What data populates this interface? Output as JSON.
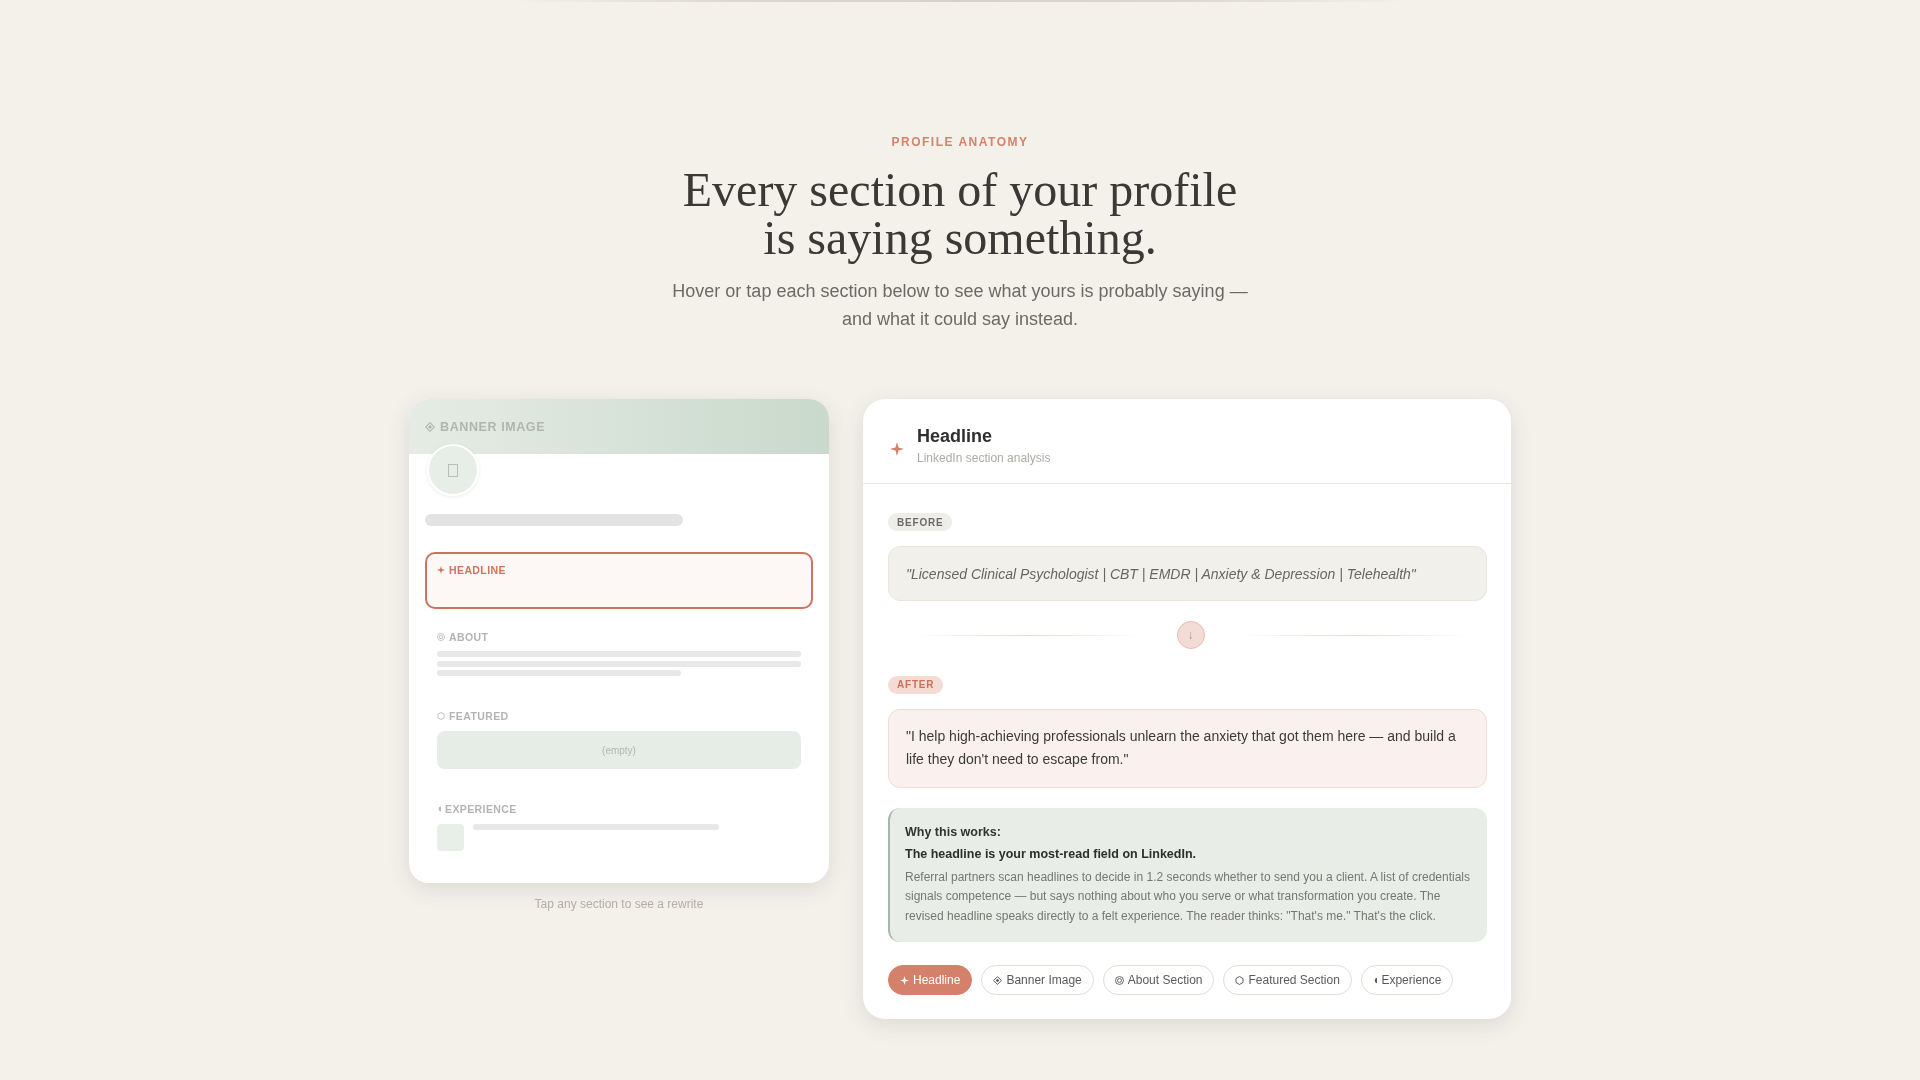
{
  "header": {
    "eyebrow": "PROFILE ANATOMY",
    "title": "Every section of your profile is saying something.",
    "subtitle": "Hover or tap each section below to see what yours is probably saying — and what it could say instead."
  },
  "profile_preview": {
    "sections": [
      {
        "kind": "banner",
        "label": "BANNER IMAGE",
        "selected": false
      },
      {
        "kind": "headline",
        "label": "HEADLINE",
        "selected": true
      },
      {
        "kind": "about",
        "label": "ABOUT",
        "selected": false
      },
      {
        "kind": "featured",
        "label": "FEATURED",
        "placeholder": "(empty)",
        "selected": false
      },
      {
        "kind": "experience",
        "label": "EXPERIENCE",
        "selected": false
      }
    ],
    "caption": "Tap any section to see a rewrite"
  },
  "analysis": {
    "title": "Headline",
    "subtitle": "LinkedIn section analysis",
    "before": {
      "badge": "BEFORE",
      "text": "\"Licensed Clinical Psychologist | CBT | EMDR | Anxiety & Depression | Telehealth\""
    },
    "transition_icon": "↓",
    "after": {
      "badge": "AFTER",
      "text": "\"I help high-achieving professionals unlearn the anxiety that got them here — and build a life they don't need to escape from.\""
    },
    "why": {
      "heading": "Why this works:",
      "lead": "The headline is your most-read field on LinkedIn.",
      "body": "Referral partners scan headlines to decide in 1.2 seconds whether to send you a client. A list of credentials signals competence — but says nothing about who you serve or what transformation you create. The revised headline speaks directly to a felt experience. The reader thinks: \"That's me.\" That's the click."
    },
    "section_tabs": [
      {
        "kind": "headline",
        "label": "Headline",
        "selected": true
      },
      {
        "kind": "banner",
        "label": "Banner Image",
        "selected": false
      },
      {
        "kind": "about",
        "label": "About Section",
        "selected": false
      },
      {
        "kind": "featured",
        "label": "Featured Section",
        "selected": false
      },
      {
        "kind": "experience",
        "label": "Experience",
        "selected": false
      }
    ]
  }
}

...

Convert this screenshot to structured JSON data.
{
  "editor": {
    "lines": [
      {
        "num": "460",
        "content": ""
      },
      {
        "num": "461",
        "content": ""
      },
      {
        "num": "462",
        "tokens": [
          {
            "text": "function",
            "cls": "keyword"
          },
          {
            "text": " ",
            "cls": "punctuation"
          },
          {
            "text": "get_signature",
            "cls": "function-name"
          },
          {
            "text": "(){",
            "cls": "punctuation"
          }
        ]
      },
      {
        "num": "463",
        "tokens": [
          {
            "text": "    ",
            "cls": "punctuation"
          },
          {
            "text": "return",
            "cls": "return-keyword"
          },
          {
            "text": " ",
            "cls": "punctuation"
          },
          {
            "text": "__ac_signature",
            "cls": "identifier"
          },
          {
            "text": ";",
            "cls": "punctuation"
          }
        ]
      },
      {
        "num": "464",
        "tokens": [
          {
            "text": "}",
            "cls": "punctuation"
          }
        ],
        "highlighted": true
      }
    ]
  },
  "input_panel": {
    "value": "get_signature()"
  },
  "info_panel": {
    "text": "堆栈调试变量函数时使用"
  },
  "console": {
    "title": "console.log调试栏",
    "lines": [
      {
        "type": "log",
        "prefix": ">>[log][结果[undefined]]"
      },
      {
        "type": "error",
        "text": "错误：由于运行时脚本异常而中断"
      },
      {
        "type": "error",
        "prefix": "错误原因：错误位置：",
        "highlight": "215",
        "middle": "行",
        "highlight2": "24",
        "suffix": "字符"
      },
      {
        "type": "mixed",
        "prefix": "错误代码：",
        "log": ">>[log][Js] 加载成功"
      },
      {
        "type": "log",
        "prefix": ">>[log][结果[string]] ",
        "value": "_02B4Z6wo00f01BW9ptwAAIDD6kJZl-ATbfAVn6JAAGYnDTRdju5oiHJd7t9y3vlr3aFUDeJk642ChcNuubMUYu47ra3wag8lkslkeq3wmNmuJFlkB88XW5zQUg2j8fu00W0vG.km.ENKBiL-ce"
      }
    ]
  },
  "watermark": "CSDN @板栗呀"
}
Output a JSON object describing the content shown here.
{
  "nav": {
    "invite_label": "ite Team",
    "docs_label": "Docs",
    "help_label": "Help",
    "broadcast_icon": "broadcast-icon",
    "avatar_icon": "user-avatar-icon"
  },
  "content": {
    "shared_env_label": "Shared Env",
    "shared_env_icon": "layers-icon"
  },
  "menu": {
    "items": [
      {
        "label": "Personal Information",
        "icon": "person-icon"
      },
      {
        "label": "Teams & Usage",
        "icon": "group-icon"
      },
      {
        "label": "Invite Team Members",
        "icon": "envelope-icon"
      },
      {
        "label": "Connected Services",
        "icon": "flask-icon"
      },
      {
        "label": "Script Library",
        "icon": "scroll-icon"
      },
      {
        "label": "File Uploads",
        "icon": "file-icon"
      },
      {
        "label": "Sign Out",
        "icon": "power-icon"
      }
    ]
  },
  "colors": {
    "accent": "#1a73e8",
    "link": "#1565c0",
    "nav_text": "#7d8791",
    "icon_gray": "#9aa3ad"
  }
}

---

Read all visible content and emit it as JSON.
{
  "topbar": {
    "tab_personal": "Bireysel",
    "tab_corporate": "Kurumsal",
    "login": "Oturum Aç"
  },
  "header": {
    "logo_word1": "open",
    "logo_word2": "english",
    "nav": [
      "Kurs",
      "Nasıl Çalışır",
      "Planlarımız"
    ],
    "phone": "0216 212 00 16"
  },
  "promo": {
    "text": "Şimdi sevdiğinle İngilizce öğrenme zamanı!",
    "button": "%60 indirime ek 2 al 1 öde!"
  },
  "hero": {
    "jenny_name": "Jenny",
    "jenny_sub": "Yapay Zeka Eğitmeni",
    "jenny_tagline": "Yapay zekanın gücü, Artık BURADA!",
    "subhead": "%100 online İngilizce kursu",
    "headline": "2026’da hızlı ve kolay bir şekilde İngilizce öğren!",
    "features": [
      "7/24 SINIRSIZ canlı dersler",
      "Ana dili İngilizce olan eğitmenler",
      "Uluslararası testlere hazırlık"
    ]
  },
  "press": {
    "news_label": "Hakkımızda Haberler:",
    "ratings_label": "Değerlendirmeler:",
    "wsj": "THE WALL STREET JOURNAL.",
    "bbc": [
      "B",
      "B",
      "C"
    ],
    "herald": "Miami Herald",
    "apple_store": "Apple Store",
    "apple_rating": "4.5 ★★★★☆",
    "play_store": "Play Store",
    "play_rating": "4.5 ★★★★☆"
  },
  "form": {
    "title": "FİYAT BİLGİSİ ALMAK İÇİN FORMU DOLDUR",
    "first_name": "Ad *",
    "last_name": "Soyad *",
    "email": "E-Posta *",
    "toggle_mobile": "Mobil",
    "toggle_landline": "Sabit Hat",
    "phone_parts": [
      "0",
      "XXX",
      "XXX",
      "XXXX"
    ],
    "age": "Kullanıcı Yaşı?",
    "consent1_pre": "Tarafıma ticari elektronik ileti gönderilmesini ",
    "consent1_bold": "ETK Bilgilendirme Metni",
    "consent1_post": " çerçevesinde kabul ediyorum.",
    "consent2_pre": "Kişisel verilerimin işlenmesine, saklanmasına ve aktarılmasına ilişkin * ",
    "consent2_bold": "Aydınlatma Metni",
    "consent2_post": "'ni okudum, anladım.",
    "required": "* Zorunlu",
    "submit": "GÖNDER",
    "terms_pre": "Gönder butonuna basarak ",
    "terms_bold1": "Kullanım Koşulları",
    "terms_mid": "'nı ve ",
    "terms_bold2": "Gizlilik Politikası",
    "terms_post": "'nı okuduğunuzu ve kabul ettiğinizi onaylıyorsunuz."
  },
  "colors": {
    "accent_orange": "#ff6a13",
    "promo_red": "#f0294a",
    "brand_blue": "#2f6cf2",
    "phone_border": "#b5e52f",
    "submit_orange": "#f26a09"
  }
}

• **Problem statement**: Where a line in the material above holds "Store", copy that line.

• **Task response**:
    "apple_store": "Apple Store",
    "play_store": "Play Store",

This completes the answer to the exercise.